▶ _Stored items_:
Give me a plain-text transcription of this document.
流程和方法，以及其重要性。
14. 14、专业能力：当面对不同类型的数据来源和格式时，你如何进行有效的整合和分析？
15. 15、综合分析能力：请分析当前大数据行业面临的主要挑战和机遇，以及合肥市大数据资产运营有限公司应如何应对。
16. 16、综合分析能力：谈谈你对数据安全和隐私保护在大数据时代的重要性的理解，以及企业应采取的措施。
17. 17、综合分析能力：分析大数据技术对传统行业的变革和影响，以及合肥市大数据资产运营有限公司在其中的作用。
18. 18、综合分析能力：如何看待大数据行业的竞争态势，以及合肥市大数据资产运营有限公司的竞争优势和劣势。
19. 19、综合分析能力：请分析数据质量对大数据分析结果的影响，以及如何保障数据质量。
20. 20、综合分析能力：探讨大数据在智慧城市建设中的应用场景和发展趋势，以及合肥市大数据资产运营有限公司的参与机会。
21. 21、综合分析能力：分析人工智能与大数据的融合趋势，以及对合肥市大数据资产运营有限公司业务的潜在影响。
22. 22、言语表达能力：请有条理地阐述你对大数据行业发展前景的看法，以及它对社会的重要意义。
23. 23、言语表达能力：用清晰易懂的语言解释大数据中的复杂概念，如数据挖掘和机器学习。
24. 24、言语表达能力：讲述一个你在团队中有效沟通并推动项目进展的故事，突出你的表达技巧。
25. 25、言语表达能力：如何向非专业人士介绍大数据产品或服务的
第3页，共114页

▶ _AIM OF THE EXERCISE_: Nothing should be left out: return all of the records exactly.

▶ _TASK OUTPUT_:
Give me a plain-text transcription of this document.
流程和方法，以及其重要性。
14. 14、专业能力：当面对不同类型的数据来源和格式时，你如何进行有效的整合和分析？
15. 15、综合分析能力：请分析当前大数据行业面临的主要挑战和机遇，以及合肥市大数据资产运营有限公司应如何应对。
16. 16、综合分析能力：谈谈你对数据安全和隐私保护在大数据时代的重要性的理解，以及企业应采取的措施。
17. 17、综合分析能力：分析大数据技术对传统行业的变革和影响，以及合肥市大数据资产运营有限公司在其中的作用。
18. 18、综合分析能力：如何看待大数据行业的竞争态势，以及合肥市大数据资产运营有限公司的竞争优势和劣势。
19. 19、综合分析能力：请分析数据质量对大数据分析结果的影响，以及如何保障数据质量。
20. 20、综合分析能力：探讨大数据在智慧城市建设中的应用场景和发展趋势，以及合肥市大数据资产运营有限公司的参与机会。
21. 21、综合分析能力：分析人工智能与大数据的融合趋势，以及对合肥市大数据资产运营有限公司业务的潜在影响。
22. 22、言语表达能力：请有条理地阐述你对大数据行业发展前景的看法，以及它对社会的重要意义。
23. 23、言语表达能力：用清晰易懂的语言解释大数据中的复杂概念，如数据挖掘和机器学习。
24. 24、言语表达能力：讲述一个你在团队中有效沟通并推动项目进展的故事，突出你的表达技巧。
25. 25、言语表达能力：如何向非专业人士介绍大数据产品或服务的
第3页，共114页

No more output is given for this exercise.